• _INPUT MATERIAL_
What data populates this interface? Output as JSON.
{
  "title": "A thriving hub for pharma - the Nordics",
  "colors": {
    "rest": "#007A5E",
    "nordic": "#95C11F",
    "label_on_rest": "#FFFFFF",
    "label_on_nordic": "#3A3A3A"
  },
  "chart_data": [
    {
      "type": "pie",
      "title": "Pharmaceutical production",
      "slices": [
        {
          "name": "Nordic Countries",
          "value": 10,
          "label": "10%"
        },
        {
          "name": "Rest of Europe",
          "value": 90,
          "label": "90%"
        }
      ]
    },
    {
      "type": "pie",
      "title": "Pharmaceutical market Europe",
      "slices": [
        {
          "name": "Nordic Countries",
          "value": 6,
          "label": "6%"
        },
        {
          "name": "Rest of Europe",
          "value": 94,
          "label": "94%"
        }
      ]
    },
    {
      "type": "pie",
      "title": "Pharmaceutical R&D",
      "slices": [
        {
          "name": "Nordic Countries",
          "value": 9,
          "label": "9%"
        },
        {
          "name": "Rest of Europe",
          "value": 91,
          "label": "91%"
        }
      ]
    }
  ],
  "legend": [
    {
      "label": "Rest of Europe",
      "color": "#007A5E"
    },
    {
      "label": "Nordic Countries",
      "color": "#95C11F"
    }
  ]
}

• _WORK TO DO_
Exactly reproduce the material above.

• _SOLUTION TO THIS PROBLEM_
What data populates this interface? Output as JSON.
{
  "title": "A thriving hub for pharma - the Nordics",
  "colors": {
    "rest": "#007A5E",
    "nordic": "#95C11F",
    "label_on_rest": "#FFFFFF",
    "label_on_nordic": "#3A3A3A"
  },
  "chart_data": [
    {
      "type": "pie",
      "title": "Pharmaceutical production",
      "slices": [
        {
          "name": "Nordic Countries",
          "value": 10,
          "label": "10%"
        },
        {
          "name": "Rest of Europe",
          "value": 90,
          "label": "90%"
        }
      ]
    },
    {
      "type": "pie",
      "title": "Pharmaceutical market Europe",
      "slices": [
        {
          "name": "Nordic Countries",
          "value": 6,
          "label": "6%"
        },
        {
          "name": "Rest of Europe",
          "value": 94,
          "label": "94%"
        }
      ]
    },
    {
      "type": "pie",
      "title": "Pharmaceutical R&D",
      "slices": [
        {
          "name": "Nordic Countries",
          "value": 9,
          "label": "9%"
        },
        {
          "name": "Rest of Europe",
          "value": 91,
          "label": "91%"
        }
      ]
    }
  ],
  "legend": [
    {
      "label": "Rest of Europe",
      "color": "#007A5E"
    },
    {
      "label": "Nordic Countries",
      "color": "#95C11F"
    }
  ]
}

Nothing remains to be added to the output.